# [Task material]
** begin **

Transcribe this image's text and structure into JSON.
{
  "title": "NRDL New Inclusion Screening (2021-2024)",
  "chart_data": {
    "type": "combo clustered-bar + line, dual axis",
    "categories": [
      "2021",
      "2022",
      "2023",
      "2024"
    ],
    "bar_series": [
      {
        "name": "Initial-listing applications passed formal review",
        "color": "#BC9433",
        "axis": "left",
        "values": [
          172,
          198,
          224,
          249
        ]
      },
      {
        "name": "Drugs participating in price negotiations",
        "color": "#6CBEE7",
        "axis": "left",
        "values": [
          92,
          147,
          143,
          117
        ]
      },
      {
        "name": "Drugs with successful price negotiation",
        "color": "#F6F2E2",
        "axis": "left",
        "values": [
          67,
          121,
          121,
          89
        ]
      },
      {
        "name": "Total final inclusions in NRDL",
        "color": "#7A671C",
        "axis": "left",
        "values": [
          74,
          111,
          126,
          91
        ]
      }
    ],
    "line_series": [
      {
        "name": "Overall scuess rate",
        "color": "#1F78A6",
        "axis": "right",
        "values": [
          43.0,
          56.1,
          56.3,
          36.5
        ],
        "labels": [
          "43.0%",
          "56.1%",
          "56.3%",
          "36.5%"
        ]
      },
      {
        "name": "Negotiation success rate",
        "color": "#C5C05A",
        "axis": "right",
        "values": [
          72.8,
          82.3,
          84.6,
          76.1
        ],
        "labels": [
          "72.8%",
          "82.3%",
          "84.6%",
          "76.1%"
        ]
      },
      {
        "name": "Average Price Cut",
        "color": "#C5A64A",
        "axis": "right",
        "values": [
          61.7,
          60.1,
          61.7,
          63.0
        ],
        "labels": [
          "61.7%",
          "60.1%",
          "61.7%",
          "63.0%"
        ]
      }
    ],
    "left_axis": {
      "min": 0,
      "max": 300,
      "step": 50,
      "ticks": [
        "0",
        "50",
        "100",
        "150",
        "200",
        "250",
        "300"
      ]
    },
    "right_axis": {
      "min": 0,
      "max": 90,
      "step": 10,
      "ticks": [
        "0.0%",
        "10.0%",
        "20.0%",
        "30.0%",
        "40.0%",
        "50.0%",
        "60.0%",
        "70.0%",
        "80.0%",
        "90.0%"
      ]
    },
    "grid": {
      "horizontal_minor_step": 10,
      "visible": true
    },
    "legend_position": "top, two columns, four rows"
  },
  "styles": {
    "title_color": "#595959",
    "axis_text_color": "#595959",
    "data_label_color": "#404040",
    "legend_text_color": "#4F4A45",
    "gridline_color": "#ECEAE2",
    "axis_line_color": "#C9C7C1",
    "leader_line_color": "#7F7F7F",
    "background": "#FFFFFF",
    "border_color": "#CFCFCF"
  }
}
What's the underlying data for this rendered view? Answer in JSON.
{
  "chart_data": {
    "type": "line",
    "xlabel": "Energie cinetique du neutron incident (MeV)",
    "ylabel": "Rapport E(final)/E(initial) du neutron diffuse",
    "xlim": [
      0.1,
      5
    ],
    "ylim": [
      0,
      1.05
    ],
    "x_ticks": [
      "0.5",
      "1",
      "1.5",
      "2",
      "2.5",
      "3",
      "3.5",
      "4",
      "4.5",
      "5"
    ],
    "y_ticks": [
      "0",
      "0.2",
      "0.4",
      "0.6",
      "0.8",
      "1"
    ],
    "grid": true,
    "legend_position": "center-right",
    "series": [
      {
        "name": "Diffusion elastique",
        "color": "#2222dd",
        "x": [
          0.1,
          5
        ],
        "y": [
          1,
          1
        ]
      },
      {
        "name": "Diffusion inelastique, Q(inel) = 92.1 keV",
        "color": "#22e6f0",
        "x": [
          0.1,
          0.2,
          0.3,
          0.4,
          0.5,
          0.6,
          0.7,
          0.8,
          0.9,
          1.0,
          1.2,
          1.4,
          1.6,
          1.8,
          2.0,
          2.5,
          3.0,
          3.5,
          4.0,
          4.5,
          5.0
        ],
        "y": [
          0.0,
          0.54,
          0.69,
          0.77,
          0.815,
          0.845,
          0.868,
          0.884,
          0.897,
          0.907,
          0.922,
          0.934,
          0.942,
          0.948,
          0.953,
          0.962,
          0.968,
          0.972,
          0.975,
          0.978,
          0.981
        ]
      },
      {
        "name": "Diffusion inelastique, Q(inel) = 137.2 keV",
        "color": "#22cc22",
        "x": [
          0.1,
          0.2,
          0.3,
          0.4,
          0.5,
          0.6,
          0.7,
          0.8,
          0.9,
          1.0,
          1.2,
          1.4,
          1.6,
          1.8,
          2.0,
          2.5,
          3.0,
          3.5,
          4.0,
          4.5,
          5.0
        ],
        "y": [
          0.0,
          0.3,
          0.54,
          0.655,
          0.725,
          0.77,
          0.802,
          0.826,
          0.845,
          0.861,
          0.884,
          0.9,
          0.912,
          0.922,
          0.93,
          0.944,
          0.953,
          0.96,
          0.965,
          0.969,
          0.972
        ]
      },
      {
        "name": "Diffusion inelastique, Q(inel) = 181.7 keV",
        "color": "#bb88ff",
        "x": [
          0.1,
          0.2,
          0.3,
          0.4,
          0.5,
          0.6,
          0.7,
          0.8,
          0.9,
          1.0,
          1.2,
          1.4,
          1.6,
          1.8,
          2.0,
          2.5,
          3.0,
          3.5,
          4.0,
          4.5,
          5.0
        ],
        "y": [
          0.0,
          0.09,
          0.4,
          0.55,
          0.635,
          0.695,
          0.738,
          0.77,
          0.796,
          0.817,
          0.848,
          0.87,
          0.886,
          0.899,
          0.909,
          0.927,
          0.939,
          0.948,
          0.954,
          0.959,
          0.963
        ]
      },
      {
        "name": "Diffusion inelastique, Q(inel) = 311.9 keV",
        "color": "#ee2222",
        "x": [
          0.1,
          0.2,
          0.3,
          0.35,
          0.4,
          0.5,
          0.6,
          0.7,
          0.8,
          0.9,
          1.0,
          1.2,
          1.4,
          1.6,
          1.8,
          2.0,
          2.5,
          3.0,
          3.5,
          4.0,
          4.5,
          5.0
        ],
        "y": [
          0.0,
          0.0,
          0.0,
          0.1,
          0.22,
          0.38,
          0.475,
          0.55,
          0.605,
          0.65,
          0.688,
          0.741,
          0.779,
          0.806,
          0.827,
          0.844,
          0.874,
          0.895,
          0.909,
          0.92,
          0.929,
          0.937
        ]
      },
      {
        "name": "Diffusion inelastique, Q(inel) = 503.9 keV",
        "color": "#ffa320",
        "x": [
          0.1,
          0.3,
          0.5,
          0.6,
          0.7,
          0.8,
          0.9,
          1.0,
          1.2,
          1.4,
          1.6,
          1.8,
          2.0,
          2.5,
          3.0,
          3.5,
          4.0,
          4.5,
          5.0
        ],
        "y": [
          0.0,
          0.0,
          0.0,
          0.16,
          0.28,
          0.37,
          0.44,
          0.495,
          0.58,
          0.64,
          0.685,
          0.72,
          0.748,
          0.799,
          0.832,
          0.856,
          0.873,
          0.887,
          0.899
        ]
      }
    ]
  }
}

** end **

# [Work to complete]
Read through the data and copy every line where "JSON" shows up.

# [The result]
Transcribe this image's text and structure into JSON.
What's the underlying data for this rendered view? Answer in JSON.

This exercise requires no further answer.